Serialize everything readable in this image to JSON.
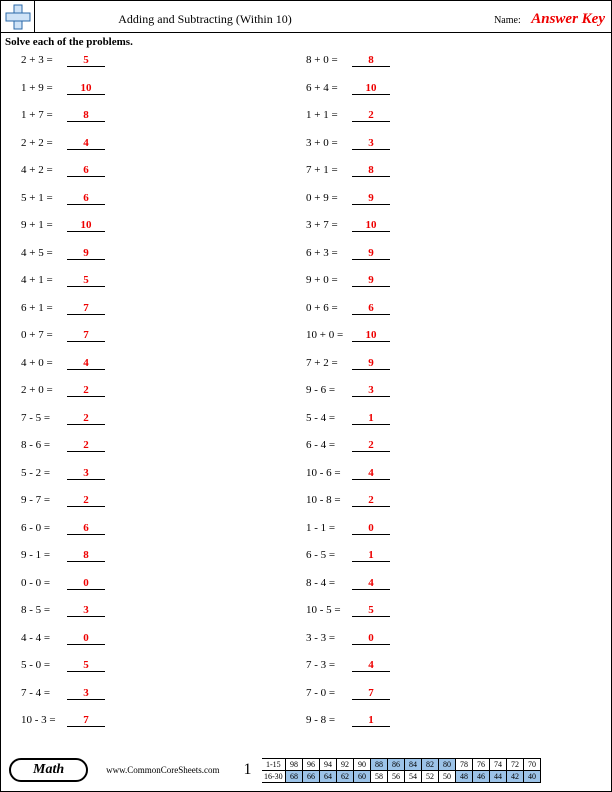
{
  "header": {
    "title": "Adding and Subtracting (Within 10)",
    "name_label": "Name:",
    "answer_key": "Answer Key"
  },
  "instructions": "Solve each of the problems.",
  "left": [
    {
      "expr": "2 + 3 =",
      "ans": "5"
    },
    {
      "expr": "1 + 9 =",
      "ans": "10"
    },
    {
      "expr": "1 + 7 =",
      "ans": "8"
    },
    {
      "expr": "2 + 2 =",
      "ans": "4"
    },
    {
      "expr": "4 + 2 =",
      "ans": "6"
    },
    {
      "expr": "5 + 1 =",
      "ans": "6"
    },
    {
      "expr": "9 + 1 =",
      "ans": "10"
    },
    {
      "expr": "4 + 5 =",
      "ans": "9"
    },
    {
      "expr": "4 + 1 =",
      "ans": "5"
    },
    {
      "expr": "6 + 1 =",
      "ans": "7"
    },
    {
      "expr": "0 + 7 =",
      "ans": "7"
    },
    {
      "expr": "4 + 0 =",
      "ans": "4"
    },
    {
      "expr": "2 + 0 =",
      "ans": "2"
    },
    {
      "expr": "7 - 5 =",
      "ans": "2"
    },
    {
      "expr": "8 - 6 =",
      "ans": "2"
    },
    {
      "expr": "5 - 2 =",
      "ans": "3"
    },
    {
      "expr": "9 - 7 =",
      "ans": "2"
    },
    {
      "expr": "6 - 0 =",
      "ans": "6"
    },
    {
      "expr": "9 - 1 =",
      "ans": "8"
    },
    {
      "expr": "0 - 0 =",
      "ans": "0"
    },
    {
      "expr": "8 - 5 =",
      "ans": "3"
    },
    {
      "expr": "4 - 4 =",
      "ans": "0"
    },
    {
      "expr": "5 - 0 =",
      "ans": "5"
    },
    {
      "expr": "7 - 4 =",
      "ans": "3"
    },
    {
      "expr": "10 - 3 =",
      "ans": "7"
    }
  ],
  "right": [
    {
      "expr": "8 + 0 =",
      "ans": "8"
    },
    {
      "expr": "6 + 4 =",
      "ans": "10"
    },
    {
      "expr": "1 + 1 =",
      "ans": "2"
    },
    {
      "expr": "3 + 0 =",
      "ans": "3"
    },
    {
      "expr": "7 + 1 =",
      "ans": "8"
    },
    {
      "expr": "0 + 9 =",
      "ans": "9"
    },
    {
      "expr": "3 + 7 =",
      "ans": "10"
    },
    {
      "expr": "6 + 3 =",
      "ans": "9"
    },
    {
      "expr": "9 + 0 =",
      "ans": "9"
    },
    {
      "expr": "0 + 6 =",
      "ans": "6"
    },
    {
      "expr": "10 + 0 =",
      "ans": "10"
    },
    {
      "expr": "7 + 2 =",
      "ans": "9"
    },
    {
      "expr": "9 - 6 =",
      "ans": "3"
    },
    {
      "expr": "5 - 4 =",
      "ans": "1"
    },
    {
      "expr": "6 - 4 =",
      "ans": "2"
    },
    {
      "expr": "10 - 6 =",
      "ans": "4"
    },
    {
      "expr": "10 - 8 =",
      "ans": "2"
    },
    {
      "expr": "1 - 1 =",
      "ans": "0"
    },
    {
      "expr": "6 - 5 =",
      "ans": "1"
    },
    {
      "expr": "8 - 4 =",
      "ans": "4"
    },
    {
      "expr": "10 - 5 =",
      "ans": "5"
    },
    {
      "expr": "3 - 3 =",
      "ans": "0"
    },
    {
      "expr": "7 - 3 =",
      "ans": "4"
    },
    {
      "expr": "7 - 0 =",
      "ans": "7"
    },
    {
      "expr": "9 - 8 =",
      "ans": "1"
    }
  ],
  "footer": {
    "subject": "Math",
    "site": "www.CommonCoreSheets.com",
    "page_number": "1",
    "rows": [
      {
        "label": "1-15",
        "cells": [
          "98",
          "96",
          "94",
          "92",
          "90",
          "88",
          "86",
          "84",
          "82",
          "80",
          "78",
          "76",
          "74",
          "72",
          "70"
        ],
        "shaded": [
          5,
          6,
          7,
          8,
          9
        ]
      },
      {
        "label": "16-30",
        "cells": [
          "68",
          "66",
          "64",
          "62",
          "60",
          "58",
          "56",
          "54",
          "52",
          "50",
          "48",
          "46",
          "44",
          "42",
          "40"
        ],
        "shaded": [
          0,
          1,
          2,
          3,
          4,
          10,
          11,
          12,
          13,
          14
        ]
      }
    ]
  }
}
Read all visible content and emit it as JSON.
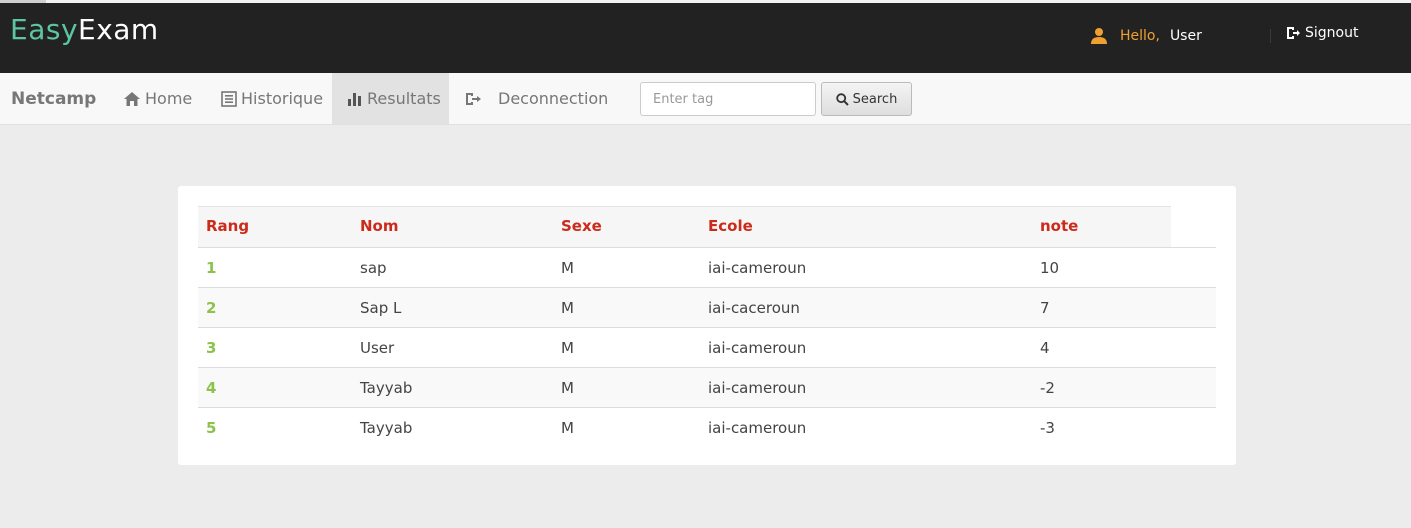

__Task brief__
All records above are to be printed exactly, minus the pictures they contain.

__Answer to this problem__
Serialize everything readable in this image to JSON.
{
  "header": {
    "title": "Adding and Subtracting (Within 10)",
    "name_label": "Name:",
    "answer_key": "Answer Key"
  },
  "instructions": "Solve each of the problems.",
  "left": [
    {
      "expr": "2 + 3 =",
      "ans": "5"
    },
    {
      "expr": "1 + 9 =",
      "ans": "10"
    },
    {
      "expr": "1 + 7 =",
      "ans": "8"
    },
    {
      "expr": "2 + 2 =",
      "ans": "4"
    },
    {
      "expr": "4 + 2 =",
      "ans": "6"
    },
    {
      "expr": "5 + 1 =",
      "ans": "6"
    },
    {
      "expr": "9 + 1 =",
      "ans": "10"
    },
    {
      "expr": "4 + 5 =",
      "ans": "9"
    },
    {
      "expr": "4 + 1 =",
      "ans": "5"
    },
    {
      "expr": "6 + 1 =",
      "ans": "7"
    },
    {
      "expr": "0 + 7 =",
      "ans": "7"
    },
    {
      "expr": "4 + 0 =",
      "ans": "4"
    },
    {
      "expr": "2 + 0 =",
      "ans": "2"
    },
    {
      "expr": "7 - 5 =",
      "ans": "2"
    },
    {
      "expr": "8 - 6 =",
      "ans": "2"
    },
    {
      "expr": "5 - 2 =",
      "ans": "3"
    },
    {
      "expr": "9 - 7 =",
      "ans": "2"
    },
    {
      "expr": "6 - 0 =",
      "ans": "6"
    },
    {
      "expr": "9 - 1 =",
      "ans": "8"
    },
    {
      "expr": "0 - 0 =",
      "ans": "0"
    },
    {
      "expr": "8 - 5 =",
      "ans": "3"
    },
    {
      "expr": "4 - 4 =",
      "ans": "0"
    },
    {
      "expr": "5 - 0 =",
      "ans": "5"
    },
    {
      "expr": "7 - 4 =",
      "ans": "3"
    },
    {
      "expr": "10 - 3 =",
      "ans": "7"
    }
  ],
  "right": [
    {
      "expr": "8 + 0 =",
      "ans": "8"
    },
    {
      "expr": "6 + 4 =",
      "ans": "10"
    },
    {
      "expr": "1 + 1 =",
      "ans": "2"
    },
    {
      "expr": "3 + 0 =",
      "ans": "3"
    },
    {
      "expr": "7 + 1 =",
      "ans": "8"
    },
    {
      "expr": "0 + 9 =",
      "ans": "9"
    },
    {
      "expr": "3 + 7 =",
      "ans": "10"
    },
    {
      "expr": "6 + 3 =",
      "ans": "9"
    },
    {
      "expr": "9 + 0 =",
      "ans": "9"
    },
    {
      "expr": "0 + 6 =",
      "ans": "6"
    },
    {
      "expr": "10 + 0 =",
      "ans": "10"
    },
    {
      "expr": "7 + 2 =",
      "ans": "9"
    },
    {
      "expr": "9 - 6 =",
      "ans": "3"
    },
    {
      "expr": "5 - 4 =",
      "ans": "1"
    },
    {
      "expr": "6 - 4 =",
      "ans": "2"
    },
    {
      "expr": "10 - 6 =",
      "ans": "4"
    },
    {
      "expr": "10 - 8 =",
      "ans": "2"
    },
    {
      "expr": "1 - 1 =",
      "ans": "0"
    },
    {
      "expr": "6 - 5 =",
      "ans": "1"
    },
    {
      "expr": "8 - 4 =",
      "ans": "4"
    },
    {
      "expr": "10 - 5 =",
      "ans": "5"
    },
    {
      "expr": "3 - 3 =",
      "ans": "0"
    },
    {
      "expr": "7 - 3 =",
      "ans": "4"
    },
    {
      "expr": "7 - 0 =",
      "ans": "7"
    },
    {
      "expr": "9 - 8 =",
      "ans": "1"
    }
  ],
  "footer": {
    "subject": "Math",
    "site": "www.CommonCoreSheets.com",
    "page_number": "1",
    "rows": [
      {
        "label": "1-15",
        "cells": [
          "98",
          "96",
          "94",
          "92",
          "90",
          "88",
          "86",
          "84",
          "82",
          "80",
          "78",
          "76",
          "74",
          "72",
          "70"
        ],
        "shaded": [
          5,
          6,
          7,
          8,
          9
        ]
      },
      {
        "label": "16-30",
        "cells": [
          "68",
          "66",
          "64",
          "62",
          "60",
          "58",
          "56",
          "54",
          "52",
          "50",
          "48",
          "46",
          "44",
          "42",
          "40"
        ],
        "shaded": [
          0,
          1,
          2,
          3,
          4,
          10,
          11,
          12,
          13,
          14
        ]
      }
    ]
  }
}
Read all visible content and emit it as JSON.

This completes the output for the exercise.